**What you will do**
The expected reply is all of the data, returned exactly.

Web page and app entries:
----------
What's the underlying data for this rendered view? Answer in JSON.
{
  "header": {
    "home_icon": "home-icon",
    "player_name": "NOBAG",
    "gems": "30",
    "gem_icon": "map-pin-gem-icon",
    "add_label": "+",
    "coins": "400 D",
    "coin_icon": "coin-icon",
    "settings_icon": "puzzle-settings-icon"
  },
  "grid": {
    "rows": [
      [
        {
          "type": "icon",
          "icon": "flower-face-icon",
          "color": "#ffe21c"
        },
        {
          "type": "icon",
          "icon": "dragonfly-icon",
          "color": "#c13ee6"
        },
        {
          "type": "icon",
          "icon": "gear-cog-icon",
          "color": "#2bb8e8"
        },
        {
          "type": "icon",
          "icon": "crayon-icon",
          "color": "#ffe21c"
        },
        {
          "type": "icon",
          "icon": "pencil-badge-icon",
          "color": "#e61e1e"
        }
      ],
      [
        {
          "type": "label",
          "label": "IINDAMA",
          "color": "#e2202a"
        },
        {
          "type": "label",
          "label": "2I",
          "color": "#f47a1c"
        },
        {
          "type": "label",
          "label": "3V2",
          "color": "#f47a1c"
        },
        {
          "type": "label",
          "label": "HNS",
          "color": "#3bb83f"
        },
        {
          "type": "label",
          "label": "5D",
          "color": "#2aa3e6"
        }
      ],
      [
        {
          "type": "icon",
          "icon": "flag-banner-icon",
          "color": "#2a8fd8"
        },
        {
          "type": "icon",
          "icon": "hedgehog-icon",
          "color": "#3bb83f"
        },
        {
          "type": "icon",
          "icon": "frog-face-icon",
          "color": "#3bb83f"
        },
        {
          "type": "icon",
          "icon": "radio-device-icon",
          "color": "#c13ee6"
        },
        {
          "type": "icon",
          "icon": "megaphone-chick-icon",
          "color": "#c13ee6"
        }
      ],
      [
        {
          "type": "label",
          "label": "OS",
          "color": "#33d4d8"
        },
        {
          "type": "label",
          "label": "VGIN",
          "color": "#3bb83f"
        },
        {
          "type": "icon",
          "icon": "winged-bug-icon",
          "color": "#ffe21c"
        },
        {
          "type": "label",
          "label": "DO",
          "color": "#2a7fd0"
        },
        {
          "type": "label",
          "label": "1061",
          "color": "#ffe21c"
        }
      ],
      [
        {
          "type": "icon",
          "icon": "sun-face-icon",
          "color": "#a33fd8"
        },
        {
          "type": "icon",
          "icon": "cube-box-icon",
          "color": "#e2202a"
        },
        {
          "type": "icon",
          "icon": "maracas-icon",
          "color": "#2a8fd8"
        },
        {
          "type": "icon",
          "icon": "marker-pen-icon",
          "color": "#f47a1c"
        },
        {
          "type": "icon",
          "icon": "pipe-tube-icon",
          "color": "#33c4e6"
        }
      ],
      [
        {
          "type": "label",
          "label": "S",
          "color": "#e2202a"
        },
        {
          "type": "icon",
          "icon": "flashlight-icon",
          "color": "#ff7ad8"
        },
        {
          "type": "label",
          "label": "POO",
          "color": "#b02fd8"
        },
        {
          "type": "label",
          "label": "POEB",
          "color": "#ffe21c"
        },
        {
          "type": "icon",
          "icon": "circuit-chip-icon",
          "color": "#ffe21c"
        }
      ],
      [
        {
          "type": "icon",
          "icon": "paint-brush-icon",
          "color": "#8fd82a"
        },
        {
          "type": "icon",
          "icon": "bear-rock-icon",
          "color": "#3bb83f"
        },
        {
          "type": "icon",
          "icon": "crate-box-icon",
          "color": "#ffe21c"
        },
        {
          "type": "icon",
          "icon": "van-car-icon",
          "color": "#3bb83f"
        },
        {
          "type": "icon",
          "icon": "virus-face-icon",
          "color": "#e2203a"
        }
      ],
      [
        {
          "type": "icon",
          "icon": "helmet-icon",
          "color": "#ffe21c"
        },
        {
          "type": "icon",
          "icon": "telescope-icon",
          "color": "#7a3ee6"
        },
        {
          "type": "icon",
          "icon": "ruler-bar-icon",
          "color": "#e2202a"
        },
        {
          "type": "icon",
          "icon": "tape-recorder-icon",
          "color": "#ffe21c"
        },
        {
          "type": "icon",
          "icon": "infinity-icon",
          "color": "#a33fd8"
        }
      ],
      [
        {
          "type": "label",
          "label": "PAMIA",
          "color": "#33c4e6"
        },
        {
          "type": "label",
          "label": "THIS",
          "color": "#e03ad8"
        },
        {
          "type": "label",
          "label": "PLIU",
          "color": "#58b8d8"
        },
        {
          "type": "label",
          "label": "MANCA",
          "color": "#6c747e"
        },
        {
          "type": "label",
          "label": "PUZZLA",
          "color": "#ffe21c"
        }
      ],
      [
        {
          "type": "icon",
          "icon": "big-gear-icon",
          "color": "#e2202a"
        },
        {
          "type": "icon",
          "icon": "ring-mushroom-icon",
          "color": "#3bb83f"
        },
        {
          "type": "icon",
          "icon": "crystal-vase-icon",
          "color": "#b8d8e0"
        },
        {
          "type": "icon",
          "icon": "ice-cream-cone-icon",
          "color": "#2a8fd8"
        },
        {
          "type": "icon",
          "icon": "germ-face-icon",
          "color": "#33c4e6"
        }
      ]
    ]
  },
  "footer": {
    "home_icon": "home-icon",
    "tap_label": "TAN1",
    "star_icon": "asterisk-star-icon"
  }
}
----------
**Response below**
What's the underlying data for this rendered view? Answer in JSON.
{
  "header": {
    "home_icon": "home-icon",
    "player_name": "NOBAG",
    "gems": "30",
    "gem_icon": "map-pin-gem-icon",
    "add_label": "+",
    "coins": "400 D",
    "coin_icon": "coin-icon",
    "settings_icon": "puzzle-settings-icon"
  },
  "grid": {
    "rows": [
      [
        {
          "type": "icon",
          "icon": "flower-face-icon",
          "color": "#ffe21c"
        },
        {
          "type": "icon",
          "icon": "dragonfly-icon",
          "color": "#c13ee6"
        },
        {
          "type": "icon",
          "icon": "gear-cog-icon",
          "color": "#2bb8e8"
        },
        {
          "type": "icon",
          "icon": "crayon-icon",
          "color": "#ffe21c"
        },
        {
          "type": "icon",
          "icon": "pencil-badge-icon",
          "color": "#e61e1e"
        }
      ],
      [
        {
          "type": "label",
          "label": "IINDAMA",
          "color": "#e2202a"
        },
        {
          "type": "label",
          "label": "2I",
          "color": "#f47a1c"
        },
        {
          "type": "label",
          "label": "3V2",
          "color": "#f47a1c"
        },
        {
          "type": "label",
          "label": "HNS",
          "color": "#3bb83f"
        },
        {
          "type": "label",
          "label": "5D",
          "color": "#2aa3e6"
        }
      ],
      [
        {
          "type": "icon",
          "icon": "flag-banner-icon",
          "color": "#2a8fd8"
        },
        {
          "type": "icon",
          "icon": "hedgehog-icon",
          "color": "#3bb83f"
        },
        {
          "type": "icon",
          "icon": "frog-face-icon",
          "color": "#3bb83f"
        },
        {
          "type": "icon",
          "icon": "radio-device-icon",
          "color": "#c13ee6"
        },
        {
          "type": "icon",
          "icon": "megaphone-chick-icon",
          "color": "#c13ee6"
        }
      ],
      [
        {
          "type": "label",
          "label": "OS",
          "color": "#33d4d8"
        },
        {
          "type": "label",
          "label": "VGIN",
          "color": "#3bb83f"
        },
        {
          "type": "icon",
          "icon": "winged-bug-icon",
          "color": "#ffe21c"
        },
        {
          "type": "label",
          "label": "DO",
          "color": "#2a7fd0"
        },
        {
          "type": "label",
          "label": "1061",
          "color": "#ffe21c"
        }
      ],
      [
        {
          "type": "icon",
          "icon": "sun-face-icon",
          "color": "#a33fd8"
        },
        {
          "type": "icon",
          "icon": "cube-box-icon",
          "color": "#e2202a"
        },
        {
          "type": "icon",
          "icon": "maracas-icon",
          "color": "#2a8fd8"
        },
        {
          "type": "icon",
          "icon": "marker-pen-icon",
          "color": "#f47a1c"
        },
        {
          "type": "icon",
          "icon": "pipe-tube-icon",
          "color": "#33c4e6"
        }
      ],
      [
        {
          "type": "label",
          "label": "S",
          "color": "#e2202a"
        },
        {
          "type": "icon",
          "icon": "flashlight-icon",
          "color": "#ff7ad8"
        },
        {
          "type": "label",
          "label": "POO",
          "color": "#b02fd8"
        },
        {
          "type": "label",
          "label": "POEB",
          "color": "#ffe21c"
        },
        {
          "type": "icon",
          "icon": "circuit-chip-icon",
          "color": "#ffe21c"
        }
      ],
      [
        {
          "type": "icon",
          "icon": "paint-brush-icon",
          "color": "#8fd82a"
        },
        {
          "type": "icon",
          "icon": "bear-rock-icon",
          "color": "#3bb83f"
        },
        {
          "type": "icon",
          "icon": "crate-box-icon",
          "color": "#ffe21c"
        },
        {
          "type": "icon",
          "icon": "van-car-icon",
          "color": "#3bb83f"
        },
        {
          "type": "icon",
          "icon": "virus-face-icon",
          "color": "#e2203a"
        }
      ],
      [
        {
          "type": "icon",
          "icon": "helmet-icon",
          "color": "#ffe21c"
        },
        {
          "type": "icon",
          "icon": "telescope-icon",
          "color": "#7a3ee6"
        },
        {
          "type": "icon",
          "icon": "ruler-bar-icon",
          "color": "#e2202a"
        },
        {
          "type": "icon",
          "icon": "tape-recorder-icon",
          "color": "#ffe21c"
        },
        {
          "type": "icon",
          "icon": "infinity-icon",
          "color": "#a33fd8"
        }
      ],
      [
        {
          "type": "label",
          "label": "PAMIA",
          "color": "#33c4e6"
        },
        {
          "type": "label",
          "label": "THIS",
          "color": "#e03ad8"
        },
        {
          "type": "label",
          "label": "PLIU",
          "color": "#58b8d8"
        },
        {
          "type": "label",
          "label": "MANCA",
          "color": "#6c747e"
        },
        {
          "type": "label",
          "label": "PUZZLA",
          "color": "#ffe21c"
        }
      ],
      [
        {
          "type": "icon",
          "icon": "big-gear-icon",
          "color": "#e2202a"
        },
        {
          "type": "icon",
          "icon": "ring-mushroom-icon",
          "color": "#3bb83f"
        },
        {
          "type": "icon",
          "icon": "crystal-vase-icon",
          "color": "#b8d8e0"
        },
        {
          "type": "icon",
          "icon": "ice-cream-cone-icon",
          "color": "#2a8fd8"
        },
        {
          "type": "icon",
          "icon": "germ-face-icon",
          "color": "#33c4e6"
        }
      ]
    ]
  },
  "footer": {
    "home_icon": "home-icon",
    "tap_label": "TAN1",
    "star_icon": "asterisk-star-icon"
  }
}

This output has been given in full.